What is needed. Provide only the number of lines in the records below that include "this".

-=-=-

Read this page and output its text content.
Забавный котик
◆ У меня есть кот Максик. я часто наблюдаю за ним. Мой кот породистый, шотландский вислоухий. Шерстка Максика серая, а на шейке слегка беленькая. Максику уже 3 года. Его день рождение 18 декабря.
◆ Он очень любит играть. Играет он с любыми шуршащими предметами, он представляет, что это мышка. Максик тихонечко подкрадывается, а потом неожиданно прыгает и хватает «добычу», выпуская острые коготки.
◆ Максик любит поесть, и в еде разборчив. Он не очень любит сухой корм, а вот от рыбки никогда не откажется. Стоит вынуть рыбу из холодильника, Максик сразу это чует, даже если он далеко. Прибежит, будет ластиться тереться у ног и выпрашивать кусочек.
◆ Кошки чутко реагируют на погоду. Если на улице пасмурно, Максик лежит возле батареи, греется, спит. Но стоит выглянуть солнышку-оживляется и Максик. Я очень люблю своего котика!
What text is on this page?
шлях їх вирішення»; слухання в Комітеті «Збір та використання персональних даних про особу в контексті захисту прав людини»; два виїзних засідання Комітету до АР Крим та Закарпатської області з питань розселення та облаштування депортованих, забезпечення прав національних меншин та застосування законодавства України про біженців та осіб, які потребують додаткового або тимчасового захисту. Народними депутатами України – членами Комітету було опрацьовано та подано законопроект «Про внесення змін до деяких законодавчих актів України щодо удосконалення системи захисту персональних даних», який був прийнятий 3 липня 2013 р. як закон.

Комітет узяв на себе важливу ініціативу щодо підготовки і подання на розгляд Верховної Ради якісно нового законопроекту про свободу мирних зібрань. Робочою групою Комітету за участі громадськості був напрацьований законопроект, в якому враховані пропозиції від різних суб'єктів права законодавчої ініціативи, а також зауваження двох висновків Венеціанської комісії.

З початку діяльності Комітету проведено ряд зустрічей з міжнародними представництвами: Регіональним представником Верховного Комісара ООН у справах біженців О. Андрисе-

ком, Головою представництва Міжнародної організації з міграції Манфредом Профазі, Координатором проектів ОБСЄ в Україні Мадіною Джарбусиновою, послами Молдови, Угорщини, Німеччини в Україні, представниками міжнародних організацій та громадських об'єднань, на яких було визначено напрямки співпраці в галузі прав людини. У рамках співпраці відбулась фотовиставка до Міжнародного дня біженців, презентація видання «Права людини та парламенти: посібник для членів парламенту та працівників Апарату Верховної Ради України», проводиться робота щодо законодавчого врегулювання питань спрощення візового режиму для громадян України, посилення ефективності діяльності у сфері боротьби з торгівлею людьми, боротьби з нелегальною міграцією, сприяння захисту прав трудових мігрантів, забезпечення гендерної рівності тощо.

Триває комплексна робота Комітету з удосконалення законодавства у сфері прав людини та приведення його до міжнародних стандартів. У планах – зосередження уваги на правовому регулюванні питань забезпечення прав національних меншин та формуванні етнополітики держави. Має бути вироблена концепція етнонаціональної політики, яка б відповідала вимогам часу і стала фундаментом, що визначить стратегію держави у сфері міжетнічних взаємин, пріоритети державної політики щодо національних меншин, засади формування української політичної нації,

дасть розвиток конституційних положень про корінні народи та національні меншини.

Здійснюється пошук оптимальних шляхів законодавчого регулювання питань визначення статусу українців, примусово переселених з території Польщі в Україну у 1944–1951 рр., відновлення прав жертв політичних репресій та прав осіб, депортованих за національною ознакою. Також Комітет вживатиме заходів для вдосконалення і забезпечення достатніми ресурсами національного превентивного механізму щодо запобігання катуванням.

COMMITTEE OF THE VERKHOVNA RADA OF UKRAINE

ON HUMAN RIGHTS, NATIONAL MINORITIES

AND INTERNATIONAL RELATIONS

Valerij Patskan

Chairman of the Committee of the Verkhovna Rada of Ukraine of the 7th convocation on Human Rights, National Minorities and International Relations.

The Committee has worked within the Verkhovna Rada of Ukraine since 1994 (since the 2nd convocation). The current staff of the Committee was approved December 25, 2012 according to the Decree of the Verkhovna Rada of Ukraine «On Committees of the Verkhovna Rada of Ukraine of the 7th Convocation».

-=-=-

Output of the exercise. 2